> WHAT YOU ARE ASKED TO DO: Write the data out again, exactly as given.

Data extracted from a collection
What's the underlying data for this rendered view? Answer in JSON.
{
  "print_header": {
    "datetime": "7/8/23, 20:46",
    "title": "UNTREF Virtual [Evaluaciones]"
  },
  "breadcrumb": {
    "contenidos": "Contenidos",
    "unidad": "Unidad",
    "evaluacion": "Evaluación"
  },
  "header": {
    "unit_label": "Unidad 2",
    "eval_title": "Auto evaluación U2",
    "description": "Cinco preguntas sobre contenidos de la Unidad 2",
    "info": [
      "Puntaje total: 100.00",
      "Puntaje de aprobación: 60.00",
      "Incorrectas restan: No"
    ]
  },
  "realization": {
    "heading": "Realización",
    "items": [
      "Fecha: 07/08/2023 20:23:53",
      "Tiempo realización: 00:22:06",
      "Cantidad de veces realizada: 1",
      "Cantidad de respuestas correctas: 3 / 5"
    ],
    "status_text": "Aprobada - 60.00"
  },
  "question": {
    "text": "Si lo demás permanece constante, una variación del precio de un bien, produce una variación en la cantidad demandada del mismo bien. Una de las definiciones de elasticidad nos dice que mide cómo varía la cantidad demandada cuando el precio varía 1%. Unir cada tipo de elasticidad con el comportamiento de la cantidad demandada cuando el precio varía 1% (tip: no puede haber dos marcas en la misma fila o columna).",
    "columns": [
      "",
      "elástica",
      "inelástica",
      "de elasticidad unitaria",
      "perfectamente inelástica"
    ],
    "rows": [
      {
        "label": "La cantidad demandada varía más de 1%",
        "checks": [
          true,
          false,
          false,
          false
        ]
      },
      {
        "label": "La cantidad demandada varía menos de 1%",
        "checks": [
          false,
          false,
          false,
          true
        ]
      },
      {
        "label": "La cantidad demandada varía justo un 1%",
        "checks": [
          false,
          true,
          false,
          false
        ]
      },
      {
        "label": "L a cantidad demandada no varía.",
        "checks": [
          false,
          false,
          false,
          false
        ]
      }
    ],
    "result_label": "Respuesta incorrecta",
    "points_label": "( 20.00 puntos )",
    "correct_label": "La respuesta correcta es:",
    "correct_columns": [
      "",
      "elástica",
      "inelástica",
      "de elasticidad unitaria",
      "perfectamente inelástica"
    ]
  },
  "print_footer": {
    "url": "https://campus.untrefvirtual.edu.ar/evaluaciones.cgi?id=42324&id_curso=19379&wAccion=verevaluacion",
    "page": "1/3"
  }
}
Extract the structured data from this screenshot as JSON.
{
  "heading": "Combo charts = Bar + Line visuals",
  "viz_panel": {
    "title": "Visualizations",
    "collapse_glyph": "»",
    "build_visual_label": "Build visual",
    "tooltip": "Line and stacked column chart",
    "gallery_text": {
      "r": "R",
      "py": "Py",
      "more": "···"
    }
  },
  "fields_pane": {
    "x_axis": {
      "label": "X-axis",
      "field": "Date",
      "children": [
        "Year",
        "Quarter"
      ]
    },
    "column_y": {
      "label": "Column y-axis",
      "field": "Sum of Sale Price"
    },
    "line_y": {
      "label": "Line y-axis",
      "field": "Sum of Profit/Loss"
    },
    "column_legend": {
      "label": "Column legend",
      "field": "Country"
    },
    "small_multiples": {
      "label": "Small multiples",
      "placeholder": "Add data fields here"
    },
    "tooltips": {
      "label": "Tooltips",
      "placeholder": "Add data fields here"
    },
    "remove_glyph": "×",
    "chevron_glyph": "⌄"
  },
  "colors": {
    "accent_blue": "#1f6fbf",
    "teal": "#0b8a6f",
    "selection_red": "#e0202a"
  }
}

> PROBLEM SOLUTION:
What's the underlying data for this rendered view? Answer in JSON.
{
  "print_header": {
    "datetime": "7/8/23, 20:46",
    "title": "UNTREF Virtual [Evaluaciones]"
  },
  "breadcrumb": {
    "contenidos": "Contenidos",
    "unidad": "Unidad",
    "evaluacion": "Evaluación"
  },
  "header": {
    "unit_label": "Unidad 2",
    "eval_title": "Auto evaluación U2",
    "description": "Cinco preguntas sobre contenidos de la Unidad 2",
    "info": [
      "Puntaje total: 100.00",
      "Puntaje de aprobación: 60.00",
      "Incorrectas restan: No"
    ]
  },
  "realization": {
    "heading": "Realización",
    "items": [
      "Fecha: 07/08/2023 20:23:53",
      "Tiempo realización: 00:22:06",
      "Cantidad de veces realizada: 1",
      "Cantidad de respuestas correctas: 3 / 5"
    ],
    "status_text": "Aprobada - 60.00"
  },
  "question": {
    "text": "Si lo demás permanece constante, una variación del precio de un bien, produce una variación en la cantidad demandada del mismo bien. Una de las definiciones de elasticidad nos dice que mide cómo varía la cantidad demandada cuando el precio varía 1%. Unir cada tipo de elasticidad con el comportamiento de la cantidad demandada cuando el precio varía 1% (tip: no puede haber dos marcas en la misma fila o columna).",
    "columns": [
      "",
      "elástica",
      "inelástica",
      "de elasticidad unitaria",
      "perfectamente inelástica"
    ],
    "rows": [
      {
        "label": "La cantidad demandada varía más de 1%",
        "checks": [
          true,
          false,
          false,
          false
        ]
      },
      {
        "label": "La cantidad demandada varía menos de 1%",
        "checks": [
          false,
          false,
          false,
          true
        ]
      },
      {
        "label": "La cantidad demandada varía justo un 1%",
        "checks": [
          false,
          true,
          false,
          false
        ]
      },
      {
        "label": "L a cantidad demandada no varía.",
        "checks": [
          false,
          false,
          false,
          false
        ]
      }
    ],
    "result_label": "Respuesta incorrecta",
    "points_label": "( 20.00 puntos )",
    "correct_label": "La respuesta correcta es:",
    "correct_columns": [
      "",
      "elástica",
      "inelástica",
      "de elasticidad unitaria",
      "perfectamente inelástica"
    ]
  },
  "print_footer": {
    "url": "https://campus.untrefvirtual.edu.ar/evaluaciones.cgi?id=42324&id_curso=19379&wAccion=verevaluacion",
    "page": "1/3"
  }
}
Extract the structured data from this screenshot as JSON.
{
  "heading": "Combo charts = Bar + Line visuals",
  "viz_panel": {
    "title": "Visualizations",
    "collapse_glyph": "»",
    "build_visual_label": "Build visual",
    "tooltip": "Line and stacked column chart",
    "gallery_text": {
      "r": "R",
      "py": "Py",
      "more": "···"
    }
  },
  "fields_pane": {
    "x_axis": {
      "label": "X-axis",
      "field": "Date",
      "children": [
        "Year",
        "Quarter"
      ]
    },
    "column_y": {
      "label": "Column y-axis",
      "field": "Sum of Sale Price"
    },
    "line_y": {
      "label": "Line y-axis",
      "field": "Sum of Profit/Loss"
    },
    "column_legend": {
      "label": "Column legend",
      "field": "Country"
    },
    "small_multiples": {
      "label": "Small multiples",
      "placeholder": "Add data fields here"
    },
    "tooltips": {
      "label": "Tooltips",
      "placeholder": "Add data fields here"
    },
    "remove_glyph": "×",
    "chevron_glyph": "⌄"
  },
  "colors": {
    "accent_blue": "#1f6fbf",
    "teal": "#0b8a6f",
    "selection_red": "#e0202a"
  }
}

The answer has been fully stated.